▶ [TASK BRIEF]:
Identify all lines below that hold "title" and collect them.

▶ [Collected data entries]:
────────────────────
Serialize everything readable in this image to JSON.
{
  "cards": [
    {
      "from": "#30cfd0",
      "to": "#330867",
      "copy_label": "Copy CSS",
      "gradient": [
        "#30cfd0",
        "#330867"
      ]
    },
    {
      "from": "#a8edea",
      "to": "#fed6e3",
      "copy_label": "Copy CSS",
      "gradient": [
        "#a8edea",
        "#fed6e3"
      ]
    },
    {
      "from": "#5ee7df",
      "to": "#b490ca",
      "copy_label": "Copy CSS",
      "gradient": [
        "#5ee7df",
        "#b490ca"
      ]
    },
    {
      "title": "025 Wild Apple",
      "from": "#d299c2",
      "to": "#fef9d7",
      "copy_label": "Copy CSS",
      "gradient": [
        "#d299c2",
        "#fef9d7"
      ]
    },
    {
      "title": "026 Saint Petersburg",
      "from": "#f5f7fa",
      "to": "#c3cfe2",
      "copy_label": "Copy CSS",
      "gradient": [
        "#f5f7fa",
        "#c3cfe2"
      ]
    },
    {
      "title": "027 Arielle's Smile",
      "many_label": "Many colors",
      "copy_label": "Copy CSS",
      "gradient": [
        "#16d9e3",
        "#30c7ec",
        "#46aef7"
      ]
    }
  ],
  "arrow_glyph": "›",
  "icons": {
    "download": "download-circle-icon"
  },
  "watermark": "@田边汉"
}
────────────────────
▶ [SOLUTION TO THIS PROBLEM]:
      "title": "025 Wild Apple",
      "title": "026 Saint Petersburg",
      "title": "027 Arielle's Smile",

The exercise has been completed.